▶ _Directive_
Copy all of the material below exactly.

Dataset entries
════════════════════
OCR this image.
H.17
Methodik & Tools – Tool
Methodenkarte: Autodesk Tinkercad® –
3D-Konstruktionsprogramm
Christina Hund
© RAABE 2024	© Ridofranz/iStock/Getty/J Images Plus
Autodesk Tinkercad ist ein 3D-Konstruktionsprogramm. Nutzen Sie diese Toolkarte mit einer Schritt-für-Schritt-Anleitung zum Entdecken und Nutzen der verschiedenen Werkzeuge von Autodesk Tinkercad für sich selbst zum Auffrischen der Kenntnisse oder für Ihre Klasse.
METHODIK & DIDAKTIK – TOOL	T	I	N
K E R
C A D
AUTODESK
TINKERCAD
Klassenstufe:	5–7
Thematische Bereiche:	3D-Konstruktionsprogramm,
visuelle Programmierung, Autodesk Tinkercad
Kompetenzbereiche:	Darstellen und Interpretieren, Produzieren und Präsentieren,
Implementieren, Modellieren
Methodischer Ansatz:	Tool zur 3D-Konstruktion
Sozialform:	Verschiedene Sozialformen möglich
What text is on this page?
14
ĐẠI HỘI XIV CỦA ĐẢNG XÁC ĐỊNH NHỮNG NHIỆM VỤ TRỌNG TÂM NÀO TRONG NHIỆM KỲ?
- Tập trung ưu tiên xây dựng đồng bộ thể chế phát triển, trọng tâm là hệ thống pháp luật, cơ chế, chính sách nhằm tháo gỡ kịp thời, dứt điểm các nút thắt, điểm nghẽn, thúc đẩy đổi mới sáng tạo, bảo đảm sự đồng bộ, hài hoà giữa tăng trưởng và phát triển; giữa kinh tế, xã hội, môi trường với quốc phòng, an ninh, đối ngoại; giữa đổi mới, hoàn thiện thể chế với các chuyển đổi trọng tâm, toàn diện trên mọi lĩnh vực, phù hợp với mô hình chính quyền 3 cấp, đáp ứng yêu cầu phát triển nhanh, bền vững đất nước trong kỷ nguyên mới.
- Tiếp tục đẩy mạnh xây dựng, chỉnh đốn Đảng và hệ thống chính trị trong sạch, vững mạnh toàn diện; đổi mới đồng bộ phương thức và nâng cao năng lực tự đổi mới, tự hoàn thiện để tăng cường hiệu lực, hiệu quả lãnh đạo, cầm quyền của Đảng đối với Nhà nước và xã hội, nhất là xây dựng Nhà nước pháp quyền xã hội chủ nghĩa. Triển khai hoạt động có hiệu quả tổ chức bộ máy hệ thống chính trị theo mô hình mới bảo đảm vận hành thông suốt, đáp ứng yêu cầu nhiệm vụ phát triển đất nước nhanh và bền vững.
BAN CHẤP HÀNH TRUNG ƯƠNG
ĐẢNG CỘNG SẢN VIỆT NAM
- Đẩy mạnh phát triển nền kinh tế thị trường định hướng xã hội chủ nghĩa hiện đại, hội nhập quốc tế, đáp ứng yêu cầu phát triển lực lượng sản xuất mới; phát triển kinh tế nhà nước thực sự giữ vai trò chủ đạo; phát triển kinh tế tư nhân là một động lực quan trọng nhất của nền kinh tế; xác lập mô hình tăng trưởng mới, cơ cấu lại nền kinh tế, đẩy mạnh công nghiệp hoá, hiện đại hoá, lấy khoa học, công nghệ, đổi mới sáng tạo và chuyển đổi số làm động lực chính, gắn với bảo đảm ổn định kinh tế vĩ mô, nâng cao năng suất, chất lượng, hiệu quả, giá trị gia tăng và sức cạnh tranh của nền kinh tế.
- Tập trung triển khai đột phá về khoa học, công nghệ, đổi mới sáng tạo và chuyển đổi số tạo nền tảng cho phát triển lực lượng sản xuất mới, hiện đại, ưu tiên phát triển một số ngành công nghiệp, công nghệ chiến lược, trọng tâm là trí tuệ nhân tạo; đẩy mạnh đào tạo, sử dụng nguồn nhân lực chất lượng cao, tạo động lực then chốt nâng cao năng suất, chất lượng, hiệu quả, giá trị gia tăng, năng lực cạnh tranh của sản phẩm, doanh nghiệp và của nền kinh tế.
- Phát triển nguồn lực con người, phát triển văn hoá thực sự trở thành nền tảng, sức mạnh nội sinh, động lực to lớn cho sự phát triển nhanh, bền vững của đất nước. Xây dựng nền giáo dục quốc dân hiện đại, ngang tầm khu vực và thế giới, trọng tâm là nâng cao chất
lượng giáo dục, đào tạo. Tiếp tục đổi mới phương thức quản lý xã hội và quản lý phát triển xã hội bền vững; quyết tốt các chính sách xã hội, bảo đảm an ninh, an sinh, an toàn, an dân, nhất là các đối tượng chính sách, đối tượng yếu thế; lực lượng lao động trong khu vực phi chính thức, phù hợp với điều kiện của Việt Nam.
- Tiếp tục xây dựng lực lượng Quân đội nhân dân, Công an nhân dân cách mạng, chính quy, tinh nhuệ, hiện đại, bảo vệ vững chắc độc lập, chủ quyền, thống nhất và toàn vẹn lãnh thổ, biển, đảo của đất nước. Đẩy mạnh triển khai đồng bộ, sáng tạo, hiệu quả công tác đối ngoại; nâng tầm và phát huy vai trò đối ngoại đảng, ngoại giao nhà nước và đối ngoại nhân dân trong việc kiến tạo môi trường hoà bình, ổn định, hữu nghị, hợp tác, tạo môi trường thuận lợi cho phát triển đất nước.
════════════════════
▶ _Problem solution_
OCR this image.
H.17
Methodik & Tools – Tool
Methodenkarte: Autodesk Tinkercad® –
3D-Konstruktionsprogramm
Christina Hund
© RAABE 2024	© Ridofranz/iStock/Getty/J Images Plus
Autodesk Tinkercad ist ein 3D-Konstruktionsprogramm. Nutzen Sie diese Toolkarte mit einer Schritt-für-Schritt-Anleitung zum Entdecken und Nutzen der verschiedenen Werkzeuge von Autodesk Tinkercad für sich selbst zum Auffrischen der Kenntnisse oder für Ihre Klasse.
METHODIK & DIDAKTIK – TOOL	T	I	N
K E R
C A D
AUTODESK
TINKERCAD
Klassenstufe:	5–7
Thematische Bereiche:	3D-Konstruktionsprogramm,
visuelle Programmierung, Autodesk Tinkercad
Kompetenzbereiche:	Darstellen und Interpretieren, Produzieren und Präsentieren,
Implementieren, Modellieren
Methodischer Ansatz:	Tool zur 3D-Konstruktion
Sozialform:	Verschiedene Sozialformen möglich
What text is on this page?
14
ĐẠI HỘI XIV CỦA ĐẢNG XÁC ĐỊNH NHỮNG NHIỆM VỤ TRỌNG TÂM NÀO TRONG NHIỆM KỲ?
- Tập trung ưu tiên xây dựng đồng bộ thể chế phát triển, trọng tâm là hệ thống pháp luật, cơ chế, chính sách nhằm tháo gỡ kịp thời, dứt điểm các nút thắt, điểm nghẽn, thúc đẩy đổi mới sáng tạo, bảo đảm sự đồng bộ, hài hoà giữa tăng trưởng và phát triển; giữa kinh tế, xã hội, môi trường với quốc phòng, an ninh, đối ngoại; giữa đổi mới, hoàn thiện thể chế với các chuyển đổi trọng tâm, toàn diện trên mọi lĩnh vực, phù hợp với mô hình chính quyền 3 cấp, đáp ứng yêu cầu phát triển nhanh, bền vững đất nước trong kỷ nguyên mới.
- Tiếp tục đẩy mạnh xây dựng, chỉnh đốn Đảng và hệ thống chính trị trong sạch, vững mạnh toàn diện; đổi mới đồng bộ phương thức và nâng cao năng lực tự đổi mới, tự hoàn thiện để tăng cường hiệu lực, hiệu quả lãnh đạo, cầm quyền của Đảng đối với Nhà nước và xã hội, nhất là xây dựng Nhà nước pháp quyền xã hội chủ nghĩa. Triển khai hoạt động có hiệu quả tổ chức bộ máy hệ thống chính trị theo mô hình mới bảo đảm vận hành thông suốt, đáp ứng yêu cầu nhiệm vụ phát triển đất nước nhanh và bền vững.
BAN CHẤP HÀNH TRUNG ƯƠNG
ĐẢNG CỘNG SẢN VIỆT NAM
- Đẩy mạnh phát triển nền kinh tế thị trường định hướng xã hội chủ nghĩa hiện đại, hội nhập quốc tế, đáp ứng yêu cầu phát triển lực lượng sản xuất mới; phát triển kinh tế nhà nước thực sự giữ vai trò chủ đạo; phát triển kinh tế tư nhân là một động lực quan trọng nhất của nền kinh tế; xác lập mô hình tăng trưởng mới, cơ cấu lại nền kinh tế, đẩy mạnh công nghiệp hoá, hiện đại hoá, lấy khoa học, công nghệ, đổi mới sáng tạo và chuyển đổi số làm động lực chính, gắn với bảo đảm ổn định kinh tế vĩ mô, nâng cao năng suất, chất lượng, hiệu quả, giá trị gia tăng và sức cạnh tranh của nền kinh tế.
- Tập trung triển khai đột phá về khoa học, công nghệ, đổi mới sáng tạo và chuyển đổi số tạo nền tảng cho phát triển lực lượng sản xuất mới, hiện đại, ưu tiên phát triển một số ngành công nghiệp, công nghệ chiến lược, trọng tâm là trí tuệ nhân tạo; đẩy mạnh đào tạo, sử dụng nguồn nhân lực chất lượng cao, tạo động lực then chốt nâng cao năng suất, chất lượng, hiệu quả, giá trị gia tăng, năng lực cạnh tranh của sản phẩm, doanh nghiệp và của nền kinh tế.
- Phát triển nguồn lực con người, phát triển văn hoá thực sự trở thành nền tảng, sức mạnh nội sinh, động lực to lớn cho sự phát triển nhanh, bền vững của đất nước. Xây dựng nền giáo dục quốc dân hiện đại, ngang tầm khu vực và thế giới, trọng tâm là nâng cao chất
lượng giáo dục, đào tạo. Tiếp tục đổi mới phương thức quản lý xã hội và quản lý phát triển xã hội bền vững; quyết tốt các chính sách xã hội, bảo đảm an ninh, an sinh, an toàn, an dân, nhất là các đối tượng chính sách, đối tượng yếu thế; lực lượng lao động trong khu vực phi chính thức, phù hợp với điều kiện của Việt Nam.
- Tiếp tục xây dựng lực lượng Quân đội nhân dân, Công an nhân dân cách mạng, chính quy, tinh nhuệ, hiện đại, bảo vệ vững chắc độc lập, chủ quyền, thống nhất và toàn vẹn lãnh thổ, biển, đảo của đất nước. Đẩy mạnh triển khai đồng bộ, sáng tạo, hiệu quả công tác đối ngoại; nâng tầm và phát huy vai trò đối ngoại đảng, ngoại giao nhà nước và đối ngoại nhân dân trong việc kiến tạo môi trường hoà bình, ổn định, hữu nghị, hợp tác, tạo môi trường thuận lợi cho phát triển đất nước.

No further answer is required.